### Task details
Copy out all of the data exactly as it appears.

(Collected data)
════════

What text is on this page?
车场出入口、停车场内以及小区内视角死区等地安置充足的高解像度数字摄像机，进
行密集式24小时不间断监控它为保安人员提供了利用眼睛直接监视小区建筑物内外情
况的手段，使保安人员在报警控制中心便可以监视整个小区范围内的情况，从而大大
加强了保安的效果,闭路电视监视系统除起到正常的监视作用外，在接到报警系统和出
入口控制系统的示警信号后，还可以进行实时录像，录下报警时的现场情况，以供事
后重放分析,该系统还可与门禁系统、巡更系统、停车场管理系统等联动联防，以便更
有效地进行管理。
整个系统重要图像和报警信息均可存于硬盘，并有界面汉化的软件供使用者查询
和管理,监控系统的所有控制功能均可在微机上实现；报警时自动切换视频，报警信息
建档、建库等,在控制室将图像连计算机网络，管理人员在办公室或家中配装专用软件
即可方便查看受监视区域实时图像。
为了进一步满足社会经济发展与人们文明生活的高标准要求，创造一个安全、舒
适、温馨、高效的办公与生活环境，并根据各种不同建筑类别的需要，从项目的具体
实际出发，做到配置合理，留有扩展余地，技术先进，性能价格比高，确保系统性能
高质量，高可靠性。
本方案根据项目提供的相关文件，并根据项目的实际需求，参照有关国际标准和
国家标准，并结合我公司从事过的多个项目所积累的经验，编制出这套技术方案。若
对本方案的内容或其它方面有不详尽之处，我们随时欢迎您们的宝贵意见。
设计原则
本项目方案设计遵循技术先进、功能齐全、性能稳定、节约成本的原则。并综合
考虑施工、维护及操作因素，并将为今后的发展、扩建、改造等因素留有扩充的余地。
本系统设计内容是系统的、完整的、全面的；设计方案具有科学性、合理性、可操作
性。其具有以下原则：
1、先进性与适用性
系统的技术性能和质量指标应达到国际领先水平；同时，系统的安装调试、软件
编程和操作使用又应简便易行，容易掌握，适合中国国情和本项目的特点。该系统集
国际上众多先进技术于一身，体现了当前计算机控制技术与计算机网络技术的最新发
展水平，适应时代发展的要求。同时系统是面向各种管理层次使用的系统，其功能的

════════

### Answer
What text is on this page?
车场出入口、停车场内以及小区内视角死区等地安置充足的高解像度数字摄像机，进
行密集式24小时不间断监控它为保安人员提供了利用眼睛直接监视小区建筑物内外情
况的手段，使保安人员在报警控制中心便可以监视整个小区范围内的情况，从而大大
加强了保安的效果,闭路电视监视系统除起到正常的监视作用外，在接到报警系统和出
入口控制系统的示警信号后，还可以进行实时录像，录下报警时的现场情况，以供事
后重放分析,该系统还可与门禁系统、巡更系统、停车场管理系统等联动联防，以便更
有效地进行管理。
整个系统重要图像和报警信息均可存于硬盘，并有界面汉化的软件供使用者查询
和管理,监控系统的所有控制功能均可在微机上实现；报警时自动切换视频，报警信息
建档、建库等,在控制室将图像连计算机网络，管理人员在办公室或家中配装专用软件
即可方便查看受监视区域实时图像。
为了进一步满足社会经济发展与人们文明生活的高标准要求，创造一个安全、舒
适、温馨、高效的办公与生活环境，并根据各种不同建筑类别的需要，从项目的具体
实际出发，做到配置合理，留有扩展余地，技术先进，性能价格比高，确保系统性能
高质量，高可靠性。
本方案根据项目提供的相关文件，并根据项目的实际需求，参照有关国际标准和
国家标准，并结合我公司从事过的多个项目所积累的经验，编制出这套技术方案。若
对本方案的内容或其它方面有不详尽之处，我们随时欢迎您们的宝贵意见。
设计原则
本项目方案设计遵循技术先进、功能齐全、性能稳定、节约成本的原则。并综合
考虑施工、维护及操作因素，并将为今后的发展、扩建、改造等因素留有扩充的余地。
本系统设计内容是系统的、完整的、全面的；设计方案具有科学性、合理性、可操作
性。其具有以下原则：
1、先进性与适用性
系统的技术性能和质量指标应达到国际领先水平；同时，系统的安装调试、软件
编程和操作使用又应简便易行，容易掌握，适合中国国情和本项目的特点。该系统集
国际上众多先进技术于一身，体现了当前计算机控制技术与计算机网络技术的最新发
展水平，适应时代发展的要求。同时系统是面向各种管理层次使用的系统，其功能的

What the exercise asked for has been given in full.